** To be done **
Report how many lines below contain the word "JSON", and give only that number.

-=-=-

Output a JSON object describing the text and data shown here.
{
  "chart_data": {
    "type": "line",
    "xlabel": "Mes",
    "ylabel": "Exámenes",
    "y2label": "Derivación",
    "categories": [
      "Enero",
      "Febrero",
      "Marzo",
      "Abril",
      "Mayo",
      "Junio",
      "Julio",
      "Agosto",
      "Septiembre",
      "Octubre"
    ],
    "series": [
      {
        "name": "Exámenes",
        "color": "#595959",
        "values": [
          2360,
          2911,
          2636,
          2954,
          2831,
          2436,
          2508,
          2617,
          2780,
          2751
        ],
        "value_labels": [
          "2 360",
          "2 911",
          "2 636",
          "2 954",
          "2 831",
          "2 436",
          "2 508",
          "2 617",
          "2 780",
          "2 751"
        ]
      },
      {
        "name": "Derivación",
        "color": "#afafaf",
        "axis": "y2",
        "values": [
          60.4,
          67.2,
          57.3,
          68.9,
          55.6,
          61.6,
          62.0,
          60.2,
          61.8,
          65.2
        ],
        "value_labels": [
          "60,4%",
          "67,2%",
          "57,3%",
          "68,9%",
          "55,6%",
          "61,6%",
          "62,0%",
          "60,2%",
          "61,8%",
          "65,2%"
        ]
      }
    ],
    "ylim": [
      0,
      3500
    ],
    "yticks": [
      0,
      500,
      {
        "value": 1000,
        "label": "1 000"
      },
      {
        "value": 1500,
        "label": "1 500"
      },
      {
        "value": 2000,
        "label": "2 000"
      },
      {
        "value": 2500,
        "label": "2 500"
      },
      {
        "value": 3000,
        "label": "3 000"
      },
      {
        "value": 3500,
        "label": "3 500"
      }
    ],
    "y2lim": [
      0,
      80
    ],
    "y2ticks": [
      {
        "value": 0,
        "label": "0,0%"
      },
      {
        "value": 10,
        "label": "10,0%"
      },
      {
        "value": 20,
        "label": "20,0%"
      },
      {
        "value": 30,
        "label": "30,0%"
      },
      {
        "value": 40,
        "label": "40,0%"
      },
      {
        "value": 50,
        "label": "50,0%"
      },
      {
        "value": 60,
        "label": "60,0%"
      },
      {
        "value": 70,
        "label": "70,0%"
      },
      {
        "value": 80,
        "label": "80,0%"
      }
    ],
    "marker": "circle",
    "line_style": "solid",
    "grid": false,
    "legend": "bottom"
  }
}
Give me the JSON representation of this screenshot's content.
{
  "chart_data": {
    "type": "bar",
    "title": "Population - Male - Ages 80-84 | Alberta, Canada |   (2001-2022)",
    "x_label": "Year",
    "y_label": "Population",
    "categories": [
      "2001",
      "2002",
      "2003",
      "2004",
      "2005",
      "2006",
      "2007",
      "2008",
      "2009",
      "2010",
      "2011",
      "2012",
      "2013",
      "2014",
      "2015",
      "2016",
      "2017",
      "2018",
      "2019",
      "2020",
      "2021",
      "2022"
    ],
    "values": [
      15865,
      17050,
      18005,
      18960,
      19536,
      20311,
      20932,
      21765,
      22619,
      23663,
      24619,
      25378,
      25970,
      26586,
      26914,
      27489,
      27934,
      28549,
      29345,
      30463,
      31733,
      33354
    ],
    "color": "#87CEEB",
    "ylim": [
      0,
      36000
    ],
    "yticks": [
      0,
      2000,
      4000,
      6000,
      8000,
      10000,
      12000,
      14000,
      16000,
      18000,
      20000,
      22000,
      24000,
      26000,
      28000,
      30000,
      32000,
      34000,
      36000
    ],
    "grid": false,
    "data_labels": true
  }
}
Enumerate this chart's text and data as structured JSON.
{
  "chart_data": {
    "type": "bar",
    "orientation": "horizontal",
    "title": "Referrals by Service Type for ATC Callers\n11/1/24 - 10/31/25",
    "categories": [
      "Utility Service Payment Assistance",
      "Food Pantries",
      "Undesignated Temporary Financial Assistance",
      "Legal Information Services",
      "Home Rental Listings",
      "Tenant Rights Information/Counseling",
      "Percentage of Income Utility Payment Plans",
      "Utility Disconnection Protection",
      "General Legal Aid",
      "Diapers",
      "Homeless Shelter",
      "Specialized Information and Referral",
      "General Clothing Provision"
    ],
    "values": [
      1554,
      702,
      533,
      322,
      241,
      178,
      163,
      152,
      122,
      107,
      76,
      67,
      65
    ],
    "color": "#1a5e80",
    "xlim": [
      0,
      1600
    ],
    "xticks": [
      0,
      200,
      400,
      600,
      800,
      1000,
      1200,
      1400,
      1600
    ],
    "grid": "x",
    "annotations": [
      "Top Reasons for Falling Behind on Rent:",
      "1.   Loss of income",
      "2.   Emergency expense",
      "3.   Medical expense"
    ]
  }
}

-=-=-

** Worked answer **
3